> [EXERCISE OBJECTIVE]:
Identify the lines that contain the word "سیستم" and copy each one.

—————

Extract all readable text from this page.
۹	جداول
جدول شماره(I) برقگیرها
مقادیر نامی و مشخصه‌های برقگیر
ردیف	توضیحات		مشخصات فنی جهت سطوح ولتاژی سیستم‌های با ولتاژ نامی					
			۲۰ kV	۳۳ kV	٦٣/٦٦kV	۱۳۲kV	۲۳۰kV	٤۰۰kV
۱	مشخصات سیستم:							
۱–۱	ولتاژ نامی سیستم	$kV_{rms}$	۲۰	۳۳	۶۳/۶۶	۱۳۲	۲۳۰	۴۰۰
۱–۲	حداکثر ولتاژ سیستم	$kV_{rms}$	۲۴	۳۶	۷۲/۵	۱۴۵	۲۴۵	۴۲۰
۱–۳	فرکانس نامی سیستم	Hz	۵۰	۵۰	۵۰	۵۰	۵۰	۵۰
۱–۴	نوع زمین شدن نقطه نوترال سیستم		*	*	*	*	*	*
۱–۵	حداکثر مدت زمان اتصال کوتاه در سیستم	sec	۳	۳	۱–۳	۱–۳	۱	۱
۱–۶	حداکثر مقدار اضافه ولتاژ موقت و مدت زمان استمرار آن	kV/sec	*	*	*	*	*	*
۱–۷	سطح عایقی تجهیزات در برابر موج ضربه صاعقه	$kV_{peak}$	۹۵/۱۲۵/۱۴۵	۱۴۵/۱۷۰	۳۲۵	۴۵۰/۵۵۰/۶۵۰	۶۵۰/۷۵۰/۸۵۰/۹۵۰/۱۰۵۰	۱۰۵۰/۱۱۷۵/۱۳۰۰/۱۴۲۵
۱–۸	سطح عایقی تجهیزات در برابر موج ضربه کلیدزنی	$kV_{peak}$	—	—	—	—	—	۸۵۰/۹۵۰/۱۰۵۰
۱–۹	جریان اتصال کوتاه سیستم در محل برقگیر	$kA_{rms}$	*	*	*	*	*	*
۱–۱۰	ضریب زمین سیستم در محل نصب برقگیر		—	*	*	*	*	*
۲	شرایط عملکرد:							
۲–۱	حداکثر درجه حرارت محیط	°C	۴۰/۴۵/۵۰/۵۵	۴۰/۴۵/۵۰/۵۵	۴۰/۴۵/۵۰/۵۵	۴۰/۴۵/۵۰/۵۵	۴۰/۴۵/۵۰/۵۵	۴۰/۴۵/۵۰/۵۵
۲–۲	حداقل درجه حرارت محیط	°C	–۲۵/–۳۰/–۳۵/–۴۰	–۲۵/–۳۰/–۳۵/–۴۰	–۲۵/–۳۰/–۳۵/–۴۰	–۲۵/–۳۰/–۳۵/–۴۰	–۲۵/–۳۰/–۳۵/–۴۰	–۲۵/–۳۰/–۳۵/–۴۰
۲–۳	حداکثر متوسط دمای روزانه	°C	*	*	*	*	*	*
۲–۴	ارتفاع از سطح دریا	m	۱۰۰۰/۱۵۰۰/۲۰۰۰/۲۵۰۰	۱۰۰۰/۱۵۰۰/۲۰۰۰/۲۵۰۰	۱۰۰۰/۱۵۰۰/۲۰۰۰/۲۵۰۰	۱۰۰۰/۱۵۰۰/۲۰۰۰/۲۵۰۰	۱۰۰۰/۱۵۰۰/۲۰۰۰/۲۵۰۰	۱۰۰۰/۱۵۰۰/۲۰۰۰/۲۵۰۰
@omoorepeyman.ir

—————

> [SOLUTION TO THIS EXERCISE]:
ردیف	توضیحات		مشخصات فنی جهت سطوح ولتاژی سیستم‌های با ولتاژ نامی					
۱	مشخصات سیستم:							
۱–۱	ولتاژ نامی سیستم	$kV_{rms}$	۲۰	۳۳	۶۳/۶۶	۱۳۲	۲۳۰	۴۰۰
۱–۲	حداکثر ولتاژ سیستم	$kV_{rms}$	۲۴	۳۶	۷۲/۵	۱۴۵	۲۴۵	۴۲۰
۱–۳	فرکانس نامی سیستم	Hz	۵۰	۵۰	۵۰	۵۰	۵۰	۵۰
۱–۴	نوع زمین شدن نقطه نوترال سیستم		*	*	*	*	*	*
۱–۵	حداکثر مدت زمان اتصال کوتاه در سیستم	sec	۳	۳	۱–۳	۱–۳	۱	۱
۱–۹	جریان اتصال کوتاه سیستم در محل برقگیر	$kA_{rms}$	*	*	*	*	*	*
۱–۱۰	ضریب زمین سیستم در محل نصب برقگیر		—	*	*	*	*	*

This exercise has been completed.